What is needed:
Transcribe the items exactly, starting from the first line and continuing through the line that contains "Extract all elements with their positions. The image is 400x400", including that line.
[start Dataset content]
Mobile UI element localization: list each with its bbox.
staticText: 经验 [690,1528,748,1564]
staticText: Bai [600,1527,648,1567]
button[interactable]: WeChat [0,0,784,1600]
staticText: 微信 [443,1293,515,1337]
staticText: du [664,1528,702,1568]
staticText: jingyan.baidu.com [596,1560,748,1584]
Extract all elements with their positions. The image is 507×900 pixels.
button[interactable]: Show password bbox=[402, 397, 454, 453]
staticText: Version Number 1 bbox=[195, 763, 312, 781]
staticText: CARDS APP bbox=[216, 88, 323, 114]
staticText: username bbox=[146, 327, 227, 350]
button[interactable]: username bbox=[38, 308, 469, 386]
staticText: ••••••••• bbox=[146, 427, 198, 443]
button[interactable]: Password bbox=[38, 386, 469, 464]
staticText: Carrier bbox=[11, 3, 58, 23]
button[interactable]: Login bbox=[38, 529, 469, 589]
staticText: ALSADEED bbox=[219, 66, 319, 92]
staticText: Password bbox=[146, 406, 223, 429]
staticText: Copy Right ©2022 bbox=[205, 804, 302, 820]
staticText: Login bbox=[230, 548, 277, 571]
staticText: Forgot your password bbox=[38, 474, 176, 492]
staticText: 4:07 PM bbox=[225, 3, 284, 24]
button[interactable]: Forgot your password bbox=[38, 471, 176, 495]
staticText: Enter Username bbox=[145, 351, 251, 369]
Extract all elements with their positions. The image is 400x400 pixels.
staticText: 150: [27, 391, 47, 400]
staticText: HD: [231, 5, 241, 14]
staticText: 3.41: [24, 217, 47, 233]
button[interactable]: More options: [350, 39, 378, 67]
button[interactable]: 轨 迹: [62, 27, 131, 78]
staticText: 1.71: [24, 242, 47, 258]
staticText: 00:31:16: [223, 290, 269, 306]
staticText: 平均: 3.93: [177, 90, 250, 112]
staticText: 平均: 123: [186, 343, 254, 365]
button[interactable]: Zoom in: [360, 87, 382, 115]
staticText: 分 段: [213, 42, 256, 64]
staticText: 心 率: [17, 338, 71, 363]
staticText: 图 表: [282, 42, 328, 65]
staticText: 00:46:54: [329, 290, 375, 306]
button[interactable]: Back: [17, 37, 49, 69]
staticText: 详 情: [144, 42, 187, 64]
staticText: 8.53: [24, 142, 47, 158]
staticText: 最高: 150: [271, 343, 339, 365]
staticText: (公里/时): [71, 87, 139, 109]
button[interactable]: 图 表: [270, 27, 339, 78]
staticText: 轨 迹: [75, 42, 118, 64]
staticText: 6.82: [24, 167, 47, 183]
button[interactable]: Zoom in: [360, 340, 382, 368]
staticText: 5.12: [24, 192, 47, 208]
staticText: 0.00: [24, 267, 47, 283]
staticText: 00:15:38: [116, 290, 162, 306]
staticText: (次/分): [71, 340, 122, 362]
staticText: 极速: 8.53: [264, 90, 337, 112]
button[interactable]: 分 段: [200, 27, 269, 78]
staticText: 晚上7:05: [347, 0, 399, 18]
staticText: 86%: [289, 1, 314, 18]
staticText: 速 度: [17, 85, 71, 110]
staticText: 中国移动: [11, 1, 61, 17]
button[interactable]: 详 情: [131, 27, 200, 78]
[end Dataset content]
Response to this task:
Mobile UI element localization: list each with its bbox.
staticText: 经验 [690,1528,748,1564]
staticText: Bai [600,1527,648,1567]
button[interactable]: WeChat [0,0,784,1600]
staticText: 微信 [443,1293,515,1337]
staticText: du [664,1528,702,1568]
staticText: jingyan.baidu.com [596,1560,748,1584]
Extract all elements with their positions. The image is 507×900 pixels.
button[interactable]: Show password bbox=[402, 397, 454, 453]
staticText: Version Number 1 bbox=[195, 763, 312, 781]
staticText: CARDS APP bbox=[216, 88, 323, 114]
staticText: username bbox=[146, 327, 227, 350]
button[interactable]: username bbox=[38, 308, 469, 386]
staticText: ••••••••• bbox=[146, 427, 198, 443]
button[interactable]: Password bbox=[38, 386, 469, 464]
staticText: Carrier bbox=[11, 3, 58, 23]
button[interactable]: Login bbox=[38, 529, 469, 589]
staticText: ALSADEED bbox=[219, 66, 319, 92]
staticText: Password bbox=[146, 406, 223, 429]
staticText: Copy Right ©2022 bbox=[205, 804, 302, 820]
staticText: Login bbox=[230, 548, 277, 571]
staticText: Forgot your password bbox=[38, 474, 176, 492]
staticText: 4:07 PM bbox=[225, 3, 284, 24]
button[interactable]: Forgot your password bbox=[38, 471, 176, 495]
staticText: Enter Username bbox=[145, 351, 251, 369]
Extract all elements with their positions. The image is 400x400 pixels.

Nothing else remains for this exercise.